For each line below that includes the word "this", make a copy.
+ + + + +
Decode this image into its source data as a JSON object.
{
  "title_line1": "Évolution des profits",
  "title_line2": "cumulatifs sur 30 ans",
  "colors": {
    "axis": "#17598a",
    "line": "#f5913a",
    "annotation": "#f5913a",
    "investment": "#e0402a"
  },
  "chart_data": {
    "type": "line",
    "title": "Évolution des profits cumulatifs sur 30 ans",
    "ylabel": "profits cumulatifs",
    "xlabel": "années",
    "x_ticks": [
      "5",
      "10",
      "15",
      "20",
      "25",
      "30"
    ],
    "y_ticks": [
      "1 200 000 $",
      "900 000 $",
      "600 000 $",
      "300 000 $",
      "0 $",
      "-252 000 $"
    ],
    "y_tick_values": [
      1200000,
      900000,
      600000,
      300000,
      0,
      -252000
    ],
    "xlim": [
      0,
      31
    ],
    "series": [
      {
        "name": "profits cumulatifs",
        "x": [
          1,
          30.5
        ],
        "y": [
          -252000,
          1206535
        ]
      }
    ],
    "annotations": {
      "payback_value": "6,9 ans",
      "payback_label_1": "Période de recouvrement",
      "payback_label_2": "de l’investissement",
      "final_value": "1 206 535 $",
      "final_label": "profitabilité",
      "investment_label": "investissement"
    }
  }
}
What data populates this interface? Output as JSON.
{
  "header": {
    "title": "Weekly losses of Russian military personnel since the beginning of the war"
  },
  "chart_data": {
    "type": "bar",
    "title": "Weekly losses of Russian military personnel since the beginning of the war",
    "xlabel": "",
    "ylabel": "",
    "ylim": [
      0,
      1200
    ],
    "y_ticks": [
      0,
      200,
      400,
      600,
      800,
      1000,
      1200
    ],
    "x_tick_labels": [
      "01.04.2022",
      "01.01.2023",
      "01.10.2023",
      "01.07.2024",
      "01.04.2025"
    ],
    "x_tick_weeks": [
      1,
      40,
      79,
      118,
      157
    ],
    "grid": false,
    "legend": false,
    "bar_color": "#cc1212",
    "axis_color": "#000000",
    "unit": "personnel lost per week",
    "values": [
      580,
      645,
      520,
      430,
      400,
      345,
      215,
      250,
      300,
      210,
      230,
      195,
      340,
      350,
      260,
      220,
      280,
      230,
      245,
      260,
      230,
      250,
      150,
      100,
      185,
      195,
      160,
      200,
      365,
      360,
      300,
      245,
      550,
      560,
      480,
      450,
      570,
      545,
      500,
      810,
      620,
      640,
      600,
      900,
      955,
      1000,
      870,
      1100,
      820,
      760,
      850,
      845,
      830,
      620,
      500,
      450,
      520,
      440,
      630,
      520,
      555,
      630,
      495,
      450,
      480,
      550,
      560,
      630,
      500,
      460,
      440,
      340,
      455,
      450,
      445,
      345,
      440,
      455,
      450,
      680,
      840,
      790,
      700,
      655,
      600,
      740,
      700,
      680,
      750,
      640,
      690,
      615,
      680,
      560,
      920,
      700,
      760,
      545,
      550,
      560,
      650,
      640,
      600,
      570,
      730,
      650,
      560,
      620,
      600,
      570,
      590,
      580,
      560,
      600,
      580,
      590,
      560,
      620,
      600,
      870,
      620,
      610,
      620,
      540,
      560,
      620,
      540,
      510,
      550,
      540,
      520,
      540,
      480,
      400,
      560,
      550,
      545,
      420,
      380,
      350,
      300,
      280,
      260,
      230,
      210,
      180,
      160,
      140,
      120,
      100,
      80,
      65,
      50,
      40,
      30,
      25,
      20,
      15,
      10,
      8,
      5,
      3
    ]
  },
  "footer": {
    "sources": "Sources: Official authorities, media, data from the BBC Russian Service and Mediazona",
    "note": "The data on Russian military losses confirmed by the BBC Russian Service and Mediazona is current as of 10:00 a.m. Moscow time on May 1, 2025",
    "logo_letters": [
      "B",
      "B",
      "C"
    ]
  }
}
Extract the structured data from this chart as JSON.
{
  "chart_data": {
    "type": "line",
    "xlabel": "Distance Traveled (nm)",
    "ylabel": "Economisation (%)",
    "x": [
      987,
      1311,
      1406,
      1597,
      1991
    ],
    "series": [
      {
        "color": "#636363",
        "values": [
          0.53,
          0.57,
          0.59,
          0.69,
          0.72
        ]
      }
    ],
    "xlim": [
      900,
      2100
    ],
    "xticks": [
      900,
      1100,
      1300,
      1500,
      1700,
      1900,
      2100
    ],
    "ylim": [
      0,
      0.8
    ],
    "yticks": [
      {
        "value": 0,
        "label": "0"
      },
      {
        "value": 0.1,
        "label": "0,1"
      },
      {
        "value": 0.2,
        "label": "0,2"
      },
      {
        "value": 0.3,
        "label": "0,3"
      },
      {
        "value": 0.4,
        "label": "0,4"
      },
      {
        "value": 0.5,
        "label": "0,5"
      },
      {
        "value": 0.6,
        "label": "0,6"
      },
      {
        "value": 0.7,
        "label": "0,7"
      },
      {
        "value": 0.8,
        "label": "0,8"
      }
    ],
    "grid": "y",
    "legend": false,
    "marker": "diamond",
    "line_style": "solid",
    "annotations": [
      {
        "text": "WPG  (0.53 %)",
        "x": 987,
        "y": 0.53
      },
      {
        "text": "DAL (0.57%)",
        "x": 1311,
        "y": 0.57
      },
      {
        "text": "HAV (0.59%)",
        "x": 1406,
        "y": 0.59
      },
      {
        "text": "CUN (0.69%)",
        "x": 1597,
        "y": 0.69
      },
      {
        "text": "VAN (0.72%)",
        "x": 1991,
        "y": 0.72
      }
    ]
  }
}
+ + + + +
> _Completed task_:
Decode this image into its source data as a JSON object.
What data populates this interface? Output as JSON.
Extract the structured data from this chart as JSON.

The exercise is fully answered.